RECORDS FOR THIS TASK
----

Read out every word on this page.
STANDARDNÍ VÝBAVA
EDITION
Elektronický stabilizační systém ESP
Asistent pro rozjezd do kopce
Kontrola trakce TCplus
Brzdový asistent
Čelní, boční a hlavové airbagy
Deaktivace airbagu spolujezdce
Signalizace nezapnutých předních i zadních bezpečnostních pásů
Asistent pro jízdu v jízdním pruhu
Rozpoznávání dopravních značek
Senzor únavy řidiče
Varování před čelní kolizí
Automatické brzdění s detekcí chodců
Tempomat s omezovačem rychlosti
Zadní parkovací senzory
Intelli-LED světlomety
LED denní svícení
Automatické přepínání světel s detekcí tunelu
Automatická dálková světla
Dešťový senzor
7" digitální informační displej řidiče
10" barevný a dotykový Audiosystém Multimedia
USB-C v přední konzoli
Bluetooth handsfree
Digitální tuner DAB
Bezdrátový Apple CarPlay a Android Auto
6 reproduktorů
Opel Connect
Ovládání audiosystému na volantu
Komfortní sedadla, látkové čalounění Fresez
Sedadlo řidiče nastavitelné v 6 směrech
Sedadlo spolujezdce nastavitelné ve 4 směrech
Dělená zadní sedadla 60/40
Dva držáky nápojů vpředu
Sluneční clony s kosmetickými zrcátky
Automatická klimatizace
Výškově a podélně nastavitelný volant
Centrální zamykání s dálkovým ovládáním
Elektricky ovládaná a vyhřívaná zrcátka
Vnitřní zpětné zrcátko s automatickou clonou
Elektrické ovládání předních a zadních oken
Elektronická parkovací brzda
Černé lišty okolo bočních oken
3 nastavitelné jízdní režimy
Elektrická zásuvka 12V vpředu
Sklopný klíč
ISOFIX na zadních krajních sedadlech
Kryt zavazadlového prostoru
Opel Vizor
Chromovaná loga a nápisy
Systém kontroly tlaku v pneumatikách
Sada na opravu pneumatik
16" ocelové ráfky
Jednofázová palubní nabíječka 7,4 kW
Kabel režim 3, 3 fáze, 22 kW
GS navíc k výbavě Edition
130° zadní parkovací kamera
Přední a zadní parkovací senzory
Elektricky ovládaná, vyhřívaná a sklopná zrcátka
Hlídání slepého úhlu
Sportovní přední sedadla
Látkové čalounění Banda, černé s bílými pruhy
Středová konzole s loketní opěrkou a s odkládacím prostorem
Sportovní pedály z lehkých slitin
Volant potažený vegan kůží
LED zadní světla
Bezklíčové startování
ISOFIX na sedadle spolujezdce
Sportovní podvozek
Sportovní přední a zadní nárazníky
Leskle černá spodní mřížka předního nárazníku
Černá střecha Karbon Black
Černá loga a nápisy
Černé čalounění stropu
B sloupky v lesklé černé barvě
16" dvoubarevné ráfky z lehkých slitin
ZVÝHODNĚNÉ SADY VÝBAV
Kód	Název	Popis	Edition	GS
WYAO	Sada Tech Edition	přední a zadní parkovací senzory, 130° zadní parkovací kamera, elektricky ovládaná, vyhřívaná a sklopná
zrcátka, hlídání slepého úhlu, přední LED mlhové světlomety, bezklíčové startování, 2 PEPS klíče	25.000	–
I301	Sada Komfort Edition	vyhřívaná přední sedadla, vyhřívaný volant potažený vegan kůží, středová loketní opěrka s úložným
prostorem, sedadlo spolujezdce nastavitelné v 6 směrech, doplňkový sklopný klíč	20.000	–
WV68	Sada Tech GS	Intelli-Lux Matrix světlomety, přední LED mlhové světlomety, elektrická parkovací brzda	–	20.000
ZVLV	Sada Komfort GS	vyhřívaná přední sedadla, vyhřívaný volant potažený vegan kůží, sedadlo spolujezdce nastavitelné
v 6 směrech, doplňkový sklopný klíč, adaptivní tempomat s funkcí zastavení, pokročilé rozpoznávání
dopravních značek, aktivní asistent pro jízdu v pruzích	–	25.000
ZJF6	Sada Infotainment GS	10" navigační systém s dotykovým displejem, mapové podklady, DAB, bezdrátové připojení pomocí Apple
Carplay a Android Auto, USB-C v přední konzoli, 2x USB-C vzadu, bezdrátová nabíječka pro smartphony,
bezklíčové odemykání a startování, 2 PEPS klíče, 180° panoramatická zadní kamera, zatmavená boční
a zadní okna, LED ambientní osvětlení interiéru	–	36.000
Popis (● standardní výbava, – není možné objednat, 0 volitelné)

----

CHALLENGE
Produce a verbatim transcription of the entries above.

PROBLEM SOLUTION
Read out every word on this page.
STANDARDNÍ VÝBAVA
EDITION
Elektronický stabilizační systém ESP
Asistent pro rozjezd do kopce
Kontrola trakce TCplus
Brzdový asistent
Čelní, boční a hlavové airbagy
Deaktivace airbagu spolujezdce
Signalizace nezapnutých předních i zadních bezpečnostních pásů
Asistent pro jízdu v jízdním pruhu
Rozpoznávání dopravních značek
Senzor únavy řidiče
Varování před čelní kolizí
Automatické brzdění s detekcí chodců
Tempomat s omezovačem rychlosti
Zadní parkovací senzory
Intelli-LED světlomety
LED denní svícení
Automatické přepínání světel s detekcí tunelu
Automatická dálková světla
Dešťový senzor
7" digitální informační displej řidiče
10" barevný a dotykový Audiosystém Multimedia
USB-C v přední konzoli
Bluetooth handsfree
Digitální tuner DAB
Bezdrátový Apple CarPlay a Android Auto
6 reproduktorů
Opel Connect
Ovládání audiosystému na volantu
Komfortní sedadla, látkové čalounění Fresez
Sedadlo řidiče nastavitelné v 6 směrech
Sedadlo spolujezdce nastavitelné ve 4 směrech
Dělená zadní sedadla 60/40
Dva držáky nápojů vpředu
Sluneční clony s kosmetickými zrcátky
Automatická klimatizace
Výškově a podélně nastavitelný volant
Centrální zamykání s dálkovým ovládáním
Elektricky ovládaná a vyhřívaná zrcátka
Vnitřní zpětné zrcátko s automatickou clonou
Elektrické ovládání předních a zadních oken
Elektronická parkovací brzda
Černé lišty okolo bočních oken
3 nastavitelné jízdní režimy
Elektrická zásuvka 12V vpředu
Sklopný klíč
ISOFIX na zadních krajních sedadlech
Kryt zavazadlového prostoru
Opel Vizor
Chromovaná loga a nápisy
Systém kontroly tlaku v pneumatikách
Sada na opravu pneumatik
16" ocelové ráfky
Jednofázová palubní nabíječka 7,4 kW
Kabel režim 3, 3 fáze, 22 kW
GS navíc k výbavě Edition
130° zadní parkovací kamera
Přední a zadní parkovací senzory
Elektricky ovládaná, vyhřívaná a sklopná zrcátka
Hlídání slepého úhlu
Sportovní přední sedadla
Látkové čalounění Banda, černé s bílými pruhy
Středová konzole s loketní opěrkou a s odkládacím prostorem
Sportovní pedály z lehkých slitin
Volant potažený vegan kůží
LED zadní světla
Bezklíčové startování
ISOFIX na sedadle spolujezdce
Sportovní podvozek
Sportovní přední a zadní nárazníky
Leskle černá spodní mřížka předního nárazníku
Černá střecha Karbon Black
Černá loga a nápisy
Černé čalounění stropu
B sloupky v lesklé černé barvě
16" dvoubarevné ráfky z lehkých slitin
ZVÝHODNĚNÉ SADY VÝBAV
Kód	Název	Popis	Edition	GS
WYAO	Sada Tech Edition	přední a zadní parkovací senzory, 130° zadní parkovací kamera, elektricky ovládaná, vyhřívaná a sklopná
zrcátka, hlídání slepého úhlu, přední LED mlhové světlomety, bezklíčové startování, 2 PEPS klíče	25.000	–
I301	Sada Komfort Edition	vyhřívaná přední sedadla, vyhřívaný volant potažený vegan kůží, středová loketní opěrka s úložným
prostorem, sedadlo spolujezdce nastavitelné v 6 směrech, doplňkový sklopný klíč	20.000	–
WV68	Sada Tech GS	Intelli-Lux Matrix světlomety, přední LED mlhové světlomety, elektrická parkovací brzda	–	20.000
ZVLV	Sada Komfort GS	vyhřívaná přední sedadla, vyhřívaný volant potažený vegan kůží, sedadlo spolujezdce nastavitelné
v 6 směrech, doplňkový sklopný klíč, adaptivní tempomat s funkcí zastavení, pokročilé rozpoznávání
dopravních značek, aktivní asistent pro jízdu v pruzích	–	25.000
ZJF6	Sada Infotainment GS	10" navigační systém s dotykovým displejem, mapové podklady, DAB, bezdrátové připojení pomocí Apple
Carplay a Android Auto, USB-C v přední konzoli, 2x USB-C vzadu, bezdrátová nabíječka pro smartphony,
bezklíčové odemykání a startování, 2 PEPS klíče, 180° panoramatická zadní kamera, zatmavená boční
a zadní okna, LED ambientní osvětlení interiéru	–	36.000
Popis (● standardní výbava, – není možné objednat, 0 volitelné)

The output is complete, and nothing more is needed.